## Article
-=-=-=-=-

Aux États-Unis, tout ce qui est culture est assimilé soit à des produits marchands soit à des activités de bienfaisance livrées à la générosité des entreprises et des particuliers. La culture n’est pas pour les Américains une activité d’intérêt public au sujet de laquelle un gouvernement devrait avoir des idées et un plan d’action. Elle n’entre pas dans l’univers mental des dirigeants politiques d’outre-Atlantique, qui voient en elle une industrie du divertissement.

Mais cette conception s’étend bien au-delà des États-Unis. Je crains qu’il n’y ait des dirigeants européens qui, même s’ils n’adhèrent pas aux thèses américaines, estiment que la culture n’est rien d’autre qu’un agrément de la vie, une fleur de la prospérité, un cadeau de la providence qu’il n’est dans le mandat d’aucun pouvoir d’engendrer, de protéger et de favoriser.

Nous autres, Français, nous avons cru pouvoir interpréter un silence général comme un consentement tacite à notre conception de la culture et nous avons estimé que nos partenaires, en adhérant du bout des lèvres à « l’exception culturelle », ratifiaient cette conception. Nous commençons à déchanter.

Mais il convient de traiter avec circonspection les affirmations circonstancielles et maladroites de l’exception culturelle faites dans un esprit de revendication corporative : elles compromettent une cause qui est infiniment plus noble et qui engage tout le champ de la culture, bien au-delà du sort, assurément digne de considération, des fabricants d’images.

La France ne saurait donc se présenter comme une donneuse de leçons, ainsi qu’elle aime trop souvent à le faire.

Je suggère que le bilan qu’elle doit dresser de sa politique culturelle et les conclusions qu’elle peut en tirer pour l’avenir ne s’établissent pas en circuit fermé, de façon trop strictement hexagonale. Car la culture, c’est toujours une peur dominée ou sublimée ; c’est aussi l’acceptation du risque, qu’il s’agisse de l’altérité, de la confrontation à d’autres cultures, ou de l’innovation, du changement.

Le défi est là : la mondialisation des échanges matériels et immatériels expose nos sociétés – non seulement leur économie, mais aussi leurs mentalités, leurs pratiques, et jusqu’à leur langage – aux rudesses d’une compétition généralisée, souvent sauvage, à la standardisation sous l’empire d’un système de référence dominant et à un jeu de rapport de force où la France et l’Europe risquent d’avoir le dessous.

La participation sans complexe à ce monde sans frontières rend nécessaire que chaque nation, chaque groupe humain connaisse et fasse vivre son identité propre, dont la culture est l’une des principales composantes, la plus insaisissable, peut-être, mais la plus décisive.

-=-=-=-=-

## Données affichées
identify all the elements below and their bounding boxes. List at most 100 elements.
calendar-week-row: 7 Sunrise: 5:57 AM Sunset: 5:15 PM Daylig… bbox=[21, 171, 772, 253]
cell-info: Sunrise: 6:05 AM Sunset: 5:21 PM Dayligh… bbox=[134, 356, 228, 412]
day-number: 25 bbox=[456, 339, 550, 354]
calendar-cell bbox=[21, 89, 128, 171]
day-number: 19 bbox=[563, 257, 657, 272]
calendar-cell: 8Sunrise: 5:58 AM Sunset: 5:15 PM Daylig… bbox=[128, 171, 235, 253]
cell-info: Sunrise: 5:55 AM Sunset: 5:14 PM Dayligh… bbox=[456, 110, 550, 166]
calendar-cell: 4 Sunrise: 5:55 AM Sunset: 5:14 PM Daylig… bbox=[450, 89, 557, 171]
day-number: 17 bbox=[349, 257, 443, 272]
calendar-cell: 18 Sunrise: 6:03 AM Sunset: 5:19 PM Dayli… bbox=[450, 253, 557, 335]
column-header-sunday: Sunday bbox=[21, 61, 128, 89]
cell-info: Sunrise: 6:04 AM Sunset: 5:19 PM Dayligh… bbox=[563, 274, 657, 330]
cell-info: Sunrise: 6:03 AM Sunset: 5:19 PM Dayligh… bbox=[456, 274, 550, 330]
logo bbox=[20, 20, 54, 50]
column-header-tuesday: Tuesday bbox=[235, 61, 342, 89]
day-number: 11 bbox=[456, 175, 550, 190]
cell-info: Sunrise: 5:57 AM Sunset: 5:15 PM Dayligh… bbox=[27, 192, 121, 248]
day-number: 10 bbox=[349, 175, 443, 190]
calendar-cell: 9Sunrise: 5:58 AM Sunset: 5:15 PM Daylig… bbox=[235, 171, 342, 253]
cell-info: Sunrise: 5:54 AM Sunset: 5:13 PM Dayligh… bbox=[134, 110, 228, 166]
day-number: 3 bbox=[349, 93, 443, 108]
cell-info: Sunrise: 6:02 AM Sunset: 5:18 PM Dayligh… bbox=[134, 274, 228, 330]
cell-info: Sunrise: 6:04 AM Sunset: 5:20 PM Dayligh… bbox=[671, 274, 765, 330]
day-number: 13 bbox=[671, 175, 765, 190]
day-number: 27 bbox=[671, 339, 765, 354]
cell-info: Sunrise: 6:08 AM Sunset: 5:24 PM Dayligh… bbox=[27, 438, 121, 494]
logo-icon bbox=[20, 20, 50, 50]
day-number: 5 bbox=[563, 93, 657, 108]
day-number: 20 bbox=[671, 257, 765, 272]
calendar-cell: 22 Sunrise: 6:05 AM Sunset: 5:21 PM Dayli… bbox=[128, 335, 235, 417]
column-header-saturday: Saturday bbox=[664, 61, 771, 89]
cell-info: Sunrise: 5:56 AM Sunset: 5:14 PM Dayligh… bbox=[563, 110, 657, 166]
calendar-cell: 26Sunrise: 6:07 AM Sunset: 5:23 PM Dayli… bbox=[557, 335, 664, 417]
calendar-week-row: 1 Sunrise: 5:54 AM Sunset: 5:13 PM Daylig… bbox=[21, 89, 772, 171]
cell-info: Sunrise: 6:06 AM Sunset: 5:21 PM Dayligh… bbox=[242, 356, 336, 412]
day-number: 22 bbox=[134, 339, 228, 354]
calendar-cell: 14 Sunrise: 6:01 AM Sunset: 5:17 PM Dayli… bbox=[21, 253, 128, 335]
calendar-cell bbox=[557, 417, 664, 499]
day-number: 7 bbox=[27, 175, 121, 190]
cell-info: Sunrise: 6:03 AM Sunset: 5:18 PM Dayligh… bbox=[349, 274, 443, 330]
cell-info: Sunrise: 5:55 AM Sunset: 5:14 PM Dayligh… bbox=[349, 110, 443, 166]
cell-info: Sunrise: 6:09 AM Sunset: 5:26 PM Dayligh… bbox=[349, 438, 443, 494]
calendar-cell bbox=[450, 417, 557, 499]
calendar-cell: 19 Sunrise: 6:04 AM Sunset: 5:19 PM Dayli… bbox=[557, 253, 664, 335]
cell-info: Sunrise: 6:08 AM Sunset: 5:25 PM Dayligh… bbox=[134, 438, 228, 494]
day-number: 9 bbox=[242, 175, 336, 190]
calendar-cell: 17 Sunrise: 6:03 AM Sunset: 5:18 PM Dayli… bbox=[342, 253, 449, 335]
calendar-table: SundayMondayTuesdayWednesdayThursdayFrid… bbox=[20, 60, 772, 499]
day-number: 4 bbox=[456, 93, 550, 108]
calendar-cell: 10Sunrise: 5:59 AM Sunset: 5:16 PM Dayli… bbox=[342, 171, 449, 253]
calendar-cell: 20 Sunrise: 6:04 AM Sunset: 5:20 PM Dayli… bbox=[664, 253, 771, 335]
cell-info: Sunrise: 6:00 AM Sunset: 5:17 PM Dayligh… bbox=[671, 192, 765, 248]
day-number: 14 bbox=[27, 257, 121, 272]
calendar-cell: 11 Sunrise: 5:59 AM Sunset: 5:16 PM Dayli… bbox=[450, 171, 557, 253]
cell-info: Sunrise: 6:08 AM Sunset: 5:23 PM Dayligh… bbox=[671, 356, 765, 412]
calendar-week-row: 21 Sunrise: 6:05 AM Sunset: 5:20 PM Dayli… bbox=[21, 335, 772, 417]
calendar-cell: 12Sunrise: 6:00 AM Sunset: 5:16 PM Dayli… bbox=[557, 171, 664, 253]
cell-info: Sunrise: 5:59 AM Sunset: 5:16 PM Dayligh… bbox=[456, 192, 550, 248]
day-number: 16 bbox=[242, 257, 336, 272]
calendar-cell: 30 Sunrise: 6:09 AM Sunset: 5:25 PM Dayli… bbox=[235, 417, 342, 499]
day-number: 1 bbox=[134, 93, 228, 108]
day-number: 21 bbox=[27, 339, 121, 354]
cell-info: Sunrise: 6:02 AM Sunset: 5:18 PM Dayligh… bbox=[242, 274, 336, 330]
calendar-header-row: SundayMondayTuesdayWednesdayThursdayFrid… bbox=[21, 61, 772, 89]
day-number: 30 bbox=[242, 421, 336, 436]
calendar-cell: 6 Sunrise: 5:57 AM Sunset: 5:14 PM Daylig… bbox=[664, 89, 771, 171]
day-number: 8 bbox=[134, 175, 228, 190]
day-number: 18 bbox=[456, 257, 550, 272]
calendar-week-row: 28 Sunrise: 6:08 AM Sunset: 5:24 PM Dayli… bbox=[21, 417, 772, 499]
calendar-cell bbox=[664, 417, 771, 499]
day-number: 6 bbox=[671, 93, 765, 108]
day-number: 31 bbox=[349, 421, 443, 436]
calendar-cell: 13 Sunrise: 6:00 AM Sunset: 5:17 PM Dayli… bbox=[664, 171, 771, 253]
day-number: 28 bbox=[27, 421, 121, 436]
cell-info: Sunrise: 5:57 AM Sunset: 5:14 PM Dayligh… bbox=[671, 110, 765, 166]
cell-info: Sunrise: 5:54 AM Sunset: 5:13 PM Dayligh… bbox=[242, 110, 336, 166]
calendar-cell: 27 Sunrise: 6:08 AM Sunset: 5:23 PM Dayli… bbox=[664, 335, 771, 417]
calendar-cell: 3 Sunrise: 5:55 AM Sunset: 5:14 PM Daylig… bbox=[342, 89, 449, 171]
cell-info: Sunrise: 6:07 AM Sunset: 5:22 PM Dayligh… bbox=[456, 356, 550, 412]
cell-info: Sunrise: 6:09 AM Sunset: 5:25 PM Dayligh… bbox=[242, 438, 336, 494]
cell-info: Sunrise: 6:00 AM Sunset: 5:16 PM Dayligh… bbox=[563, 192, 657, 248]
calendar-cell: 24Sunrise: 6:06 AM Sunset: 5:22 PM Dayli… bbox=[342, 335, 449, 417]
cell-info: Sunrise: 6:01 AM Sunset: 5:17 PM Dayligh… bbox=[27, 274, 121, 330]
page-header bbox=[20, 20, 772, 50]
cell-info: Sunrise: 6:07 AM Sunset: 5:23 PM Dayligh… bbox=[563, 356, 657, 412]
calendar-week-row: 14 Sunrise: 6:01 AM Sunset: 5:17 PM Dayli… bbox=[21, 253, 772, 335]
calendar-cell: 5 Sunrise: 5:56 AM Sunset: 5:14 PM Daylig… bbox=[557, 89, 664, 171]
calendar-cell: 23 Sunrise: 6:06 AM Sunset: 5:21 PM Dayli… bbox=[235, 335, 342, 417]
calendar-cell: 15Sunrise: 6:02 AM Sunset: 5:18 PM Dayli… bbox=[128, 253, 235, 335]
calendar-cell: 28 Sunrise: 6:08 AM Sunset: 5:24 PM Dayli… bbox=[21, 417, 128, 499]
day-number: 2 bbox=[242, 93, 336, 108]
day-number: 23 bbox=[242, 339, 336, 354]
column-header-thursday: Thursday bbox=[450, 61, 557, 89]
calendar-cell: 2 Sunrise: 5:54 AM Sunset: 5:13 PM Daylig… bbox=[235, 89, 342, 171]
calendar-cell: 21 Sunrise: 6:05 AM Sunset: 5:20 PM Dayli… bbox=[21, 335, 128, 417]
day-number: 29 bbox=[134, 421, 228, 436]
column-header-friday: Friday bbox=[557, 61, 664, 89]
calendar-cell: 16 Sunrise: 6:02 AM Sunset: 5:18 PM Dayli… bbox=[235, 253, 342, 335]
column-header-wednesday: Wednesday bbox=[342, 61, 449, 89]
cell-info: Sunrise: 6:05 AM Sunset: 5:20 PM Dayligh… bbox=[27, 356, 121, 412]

-=-=-=-=-

## Consigne
Selon l'article, pourquoi le bilan de sa politique culturelle que la France doit dresser ne doit-il pas s'établir « en circuit fermé » ? Expliquez-le en une à trois phrases.

## Réponse attendue
La culture est toujours une peur dominée ou sublimée. Elle suppose aussi d'accepter le risque, qu'il s'agisse de l'altérité et de la confrontation à d'autres cultures ou de l'innovation et du changement. Un bilan trop strictement hexagonal irait donc contre ce qu'est la culture.